::: Data for this task :::
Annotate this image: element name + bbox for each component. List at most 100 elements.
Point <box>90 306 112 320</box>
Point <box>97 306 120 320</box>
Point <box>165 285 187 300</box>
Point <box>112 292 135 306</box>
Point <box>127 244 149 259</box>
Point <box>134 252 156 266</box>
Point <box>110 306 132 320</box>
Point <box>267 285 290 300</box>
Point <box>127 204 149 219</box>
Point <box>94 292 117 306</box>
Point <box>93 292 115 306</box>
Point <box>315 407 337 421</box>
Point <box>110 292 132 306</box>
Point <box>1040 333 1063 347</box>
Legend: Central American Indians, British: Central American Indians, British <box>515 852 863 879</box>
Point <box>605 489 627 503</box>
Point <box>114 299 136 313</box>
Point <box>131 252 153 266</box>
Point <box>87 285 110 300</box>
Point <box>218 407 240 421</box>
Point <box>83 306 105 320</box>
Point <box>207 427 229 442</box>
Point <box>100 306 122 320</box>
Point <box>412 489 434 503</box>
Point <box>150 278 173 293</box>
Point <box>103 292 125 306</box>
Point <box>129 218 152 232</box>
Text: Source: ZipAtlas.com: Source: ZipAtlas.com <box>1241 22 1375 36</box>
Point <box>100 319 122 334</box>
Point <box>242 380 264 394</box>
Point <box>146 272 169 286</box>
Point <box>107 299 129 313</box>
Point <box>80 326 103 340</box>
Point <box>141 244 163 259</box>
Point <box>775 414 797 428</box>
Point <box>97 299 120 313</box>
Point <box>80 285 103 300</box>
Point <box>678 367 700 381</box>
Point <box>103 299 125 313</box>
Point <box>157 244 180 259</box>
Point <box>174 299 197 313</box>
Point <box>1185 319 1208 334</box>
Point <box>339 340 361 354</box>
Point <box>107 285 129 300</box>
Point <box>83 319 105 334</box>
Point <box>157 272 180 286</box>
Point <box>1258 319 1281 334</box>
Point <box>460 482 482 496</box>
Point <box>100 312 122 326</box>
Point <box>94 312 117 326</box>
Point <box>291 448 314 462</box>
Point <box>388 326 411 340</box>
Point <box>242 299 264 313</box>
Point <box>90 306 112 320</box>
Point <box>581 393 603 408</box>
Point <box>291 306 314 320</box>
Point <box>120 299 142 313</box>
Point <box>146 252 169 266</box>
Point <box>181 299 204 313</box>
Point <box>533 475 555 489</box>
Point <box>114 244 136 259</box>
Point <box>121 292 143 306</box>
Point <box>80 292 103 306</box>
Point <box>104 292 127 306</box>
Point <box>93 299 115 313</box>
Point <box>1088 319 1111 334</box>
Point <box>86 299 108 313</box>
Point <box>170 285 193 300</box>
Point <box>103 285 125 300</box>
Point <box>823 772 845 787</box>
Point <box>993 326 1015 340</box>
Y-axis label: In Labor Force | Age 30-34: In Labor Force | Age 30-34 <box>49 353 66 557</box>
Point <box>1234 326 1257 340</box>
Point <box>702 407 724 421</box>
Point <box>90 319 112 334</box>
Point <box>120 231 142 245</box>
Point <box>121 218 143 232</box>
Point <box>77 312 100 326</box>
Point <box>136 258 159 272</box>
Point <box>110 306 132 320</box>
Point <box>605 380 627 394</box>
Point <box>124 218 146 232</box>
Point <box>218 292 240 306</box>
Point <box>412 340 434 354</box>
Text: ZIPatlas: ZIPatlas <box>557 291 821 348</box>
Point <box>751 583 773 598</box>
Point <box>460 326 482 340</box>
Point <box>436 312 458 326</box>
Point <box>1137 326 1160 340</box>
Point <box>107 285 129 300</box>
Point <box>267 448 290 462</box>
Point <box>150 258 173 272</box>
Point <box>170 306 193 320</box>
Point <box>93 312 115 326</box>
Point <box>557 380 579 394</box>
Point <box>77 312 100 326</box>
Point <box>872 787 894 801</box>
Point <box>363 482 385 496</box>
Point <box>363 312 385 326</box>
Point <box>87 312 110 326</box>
:::
Task requirements → Reproduce every one of the lines above word for word, keeping their order.

Finished answer →
Annotate this image: element name + bbox for each component. List at most 100 elements.
Point <box>90 306 112 320</box>
Point <box>97 306 120 320</box>
Point <box>165 285 187 300</box>
Point <box>112 292 135 306</box>
Point <box>127 244 149 259</box>
Point <box>134 252 156 266</box>
Point <box>110 306 132 320</box>
Point <box>267 285 290 300</box>
Point <box>127 204 149 219</box>
Point <box>94 292 117 306</box>
Point <box>93 292 115 306</box>
Point <box>315 407 337 421</box>
Point <box>110 292 132 306</box>
Point <box>1040 333 1063 347</box>
Legend: Central American Indians, British: Central American Indians, British <box>515 852 863 879</box>
Point <box>605 489 627 503</box>
Point <box>114 299 136 313</box>
Point <box>131 252 153 266</box>
Point <box>87 285 110 300</box>
Point <box>218 407 240 421</box>
Point <box>83 306 105 320</box>
Point <box>207 427 229 442</box>
Point <box>100 306 122 320</box>
Point <box>412 489 434 503</box>
Point <box>150 278 173 293</box>
Point <box>103 292 125 306</box>
Point <box>129 218 152 232</box>
Text: Source: ZipAtlas.com: Source: ZipAtlas.com <box>1241 22 1375 36</box>
Point <box>100 319 122 334</box>
Point <box>242 380 264 394</box>
Point <box>146 272 169 286</box>
Point <box>107 299 129 313</box>
Point <box>80 326 103 340</box>
Point <box>141 244 163 259</box>
Point <box>775 414 797 428</box>
Point <box>97 299 120 313</box>
Point <box>80 285 103 300</box>
Point <box>678 367 700 381</box>
Point <box>103 299 125 313</box>
Point <box>157 244 180 259</box>
Point <box>174 299 197 313</box>
Point <box>1185 319 1208 334</box>
Point <box>339 340 361 354</box>
Point <box>107 285 129 300</box>
Point <box>83 319 105 334</box>
Point <box>157 272 180 286</box>
Point <box>1258 319 1281 334</box>
Point <box>460 482 482 496</box>
Point <box>100 312 122 326</box>
Point <box>94 312 117 326</box>
Point <box>291 448 314 462</box>
Point <box>388 326 411 340</box>
Point <box>242 299 264 313</box>
Point <box>90 306 112 320</box>
Point <box>581 393 603 408</box>
Point <box>291 306 314 320</box>
Point <box>120 299 142 313</box>
Point <box>146 252 169 266</box>
Point <box>181 299 204 313</box>
Point <box>533 475 555 489</box>
Point <box>114 244 136 259</box>
Point <box>121 292 143 306</box>
Point <box>80 292 103 306</box>
Point <box>104 292 127 306</box>
Point <box>93 299 115 313</box>
Point <box>1088 319 1111 334</box>
Point <box>86 299 108 313</box>
Point <box>170 285 193 300</box>
Point <box>103 285 125 300</box>
Point <box>823 772 845 787</box>
Point <box>993 326 1015 340</box>
Y-axis label: In Labor Force | Age 30-34: In Labor Force | Age 30-34 <box>49 353 66 557</box>
Point <box>1234 326 1257 340</box>
Point <box>702 407 724 421</box>
Point <box>90 319 112 334</box>
Point <box>120 231 142 245</box>
Point <box>121 218 143 232</box>
Point <box>77 312 100 326</box>
Point <box>136 258 159 272</box>
Point <box>110 306 132 320</box>
Point <box>605 380 627 394</box>
Point <box>124 218 146 232</box>
Point <box>218 292 240 306</box>
Point <box>412 340 434 354</box>
Text: ZIPatlas: ZIPatlas <box>557 291 821 348</box>
Point <box>751 583 773 598</box>
Point <box>460 326 482 340</box>
Point <box>436 312 458 326</box>
Point <box>1137 326 1160 340</box>
Point <box>107 285 129 300</box>
Point <box>267 448 290 462</box>
Point <box>150 258 173 272</box>
Point <box>170 306 193 320</box>
Point <box>93 312 115 326</box>
Point <box>557 380 579 394</box>
Point <box>77 312 100 326</box>
Point <box>872 787 894 801</box>
Point <box>363 482 385 496</box>
Point <box>363 312 385 326</box>
Point <box>87 312 110 326</box>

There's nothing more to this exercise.